### Brano da leggere
· · · ·
E oltre alle birre di Montegioco, cosa beve Riccardo Franzosi?
«Beh, il vino che mi piace molto e che, quando stavo scegliendo un lavoro per restare in paese, poteva diventare la mia professione (e l’altra idea iniziale riguardava i salumi). Se devo scegliere una birra invece prediligo quelle belghe, anzitutto, e le inglesi in seconda battuta. Frequento molto meno le tedesche e in generale quelle a bassa fermentazione; d’altro canto io produco solo ad alta, perché amo troppo gli esteri che si sviluppano durante questa lavorazione».

Se invece deve scegliere una birra italiana?
«Ce ne sono diverse che amo degustare. Vicino a voi c’è Extraomnes, per esempio, oppure il Lambrate di Milano e ovviamente ci sono le birre di Agostino Arioli del Birrificio Italiano. In Piemonte abbiamo Teo Musso di Baladin che ha seguito un percorso molto diverso rispetto al mio ma quando lo incontro mi fa assaggiare alcune cose davvero pazzesche».

BottiglieMontegioco

Il premio “Birraio dell’anno” ha dato a Schigi D’Amelio ed Extraomnes una botta incredibile di visibilità. Lei lo vinse due anni fa: quanto è stato importante?
· · · ·
### Esercizi
1. Secondo l'intervista a Riccardo Franzosi, con quale tipo di fermentazione produce le sue birre?
2. Indichi se le seguenti affermazioni concordano con l'intervista a Riccardo Franzosi: (a) tra le birre, Franzosi predilige quelle tedesche; (b) prima di scegliere il lavoro, Franzosi aveva pensato anche ai salumi; (c) secondo Franzosi, Teo Musso di Baladin ha seguito un percorso simile al suo.
3. Prosegua l'intervista a Riccardo Franzosi a partire dall'ultima domanda riportata.

### Sezione dati
· · · ·
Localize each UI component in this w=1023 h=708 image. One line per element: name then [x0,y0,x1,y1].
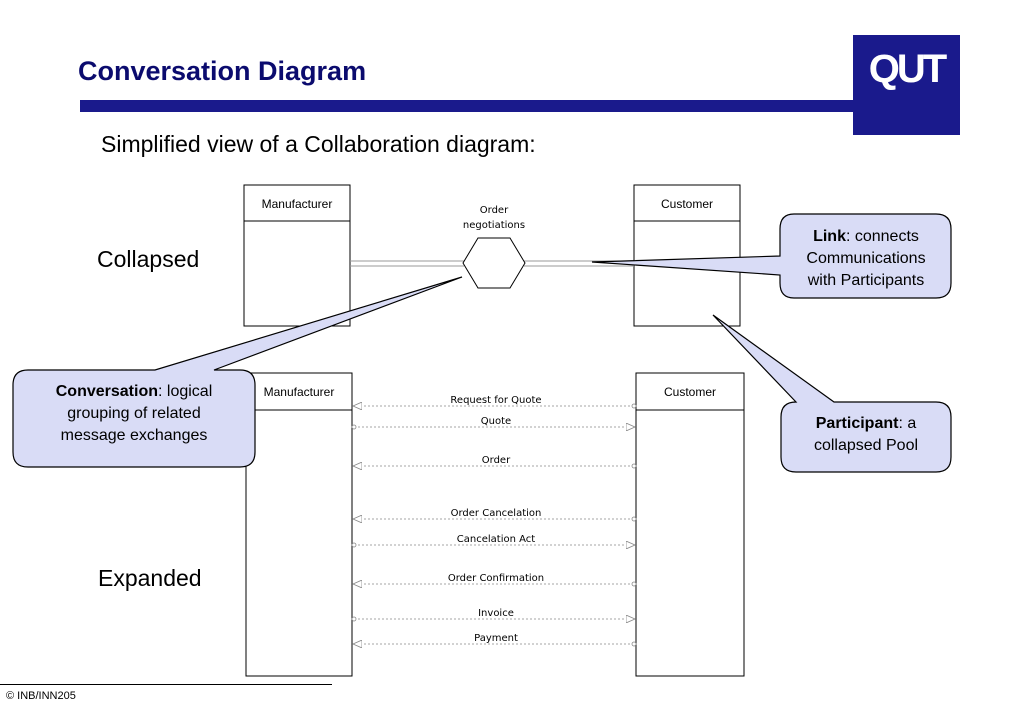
· · · ·
### Risposte per esercizio
1. Produce solo birre ad alta fermentazione.

2.
(a) No: «Frequento molto meno le tedesche».
(b) Sì: «l’altra idea iniziale riguardava i salumi».
(c) No: «ha seguito un percorso molto diverso rispetto al mio».

3.
«Sicuramente ci ha dato tanto dal punto di vista mediatico e sotto il profilo dell’immagine. Però, purtroppo o per fortuna, ho deciso che i miei volumi sono quelli attuali: Montegioco produce 700 ettolitri all’anno, impiega quattro persone e se anche venissi eletto “Birraio dell’universo” non potrei fare più di questo. Mi piace lavorare così, ho saldato i miei debiti, sono sereno».

Per chiudere, ci sveli qualche novità in serbo nelle cantine di Montegioco.
«Quella sicura riguarda il barley wine, nei fermentatori ormai da un paio di anni. Credo proprio che sarà pronto a fine gennaio, per le “Birre della Merla” (tradizionale festival invernale di Montegioco ndr) quando lo assaggeremo anche in fusto. Non abbiamo ancora deciso il nome definitivo, ma potrebbe essere “Zorzona”, che dalle nostre parti è un termine che identifica una persona… sovraeccitata. Poi, sotto sotto, vi dico che mi sta intrigando anche il discorso del sidro; qualche prova preliminare l’abbiamo fatta, vediamo se in futuro si concretizzerà una vera produzione».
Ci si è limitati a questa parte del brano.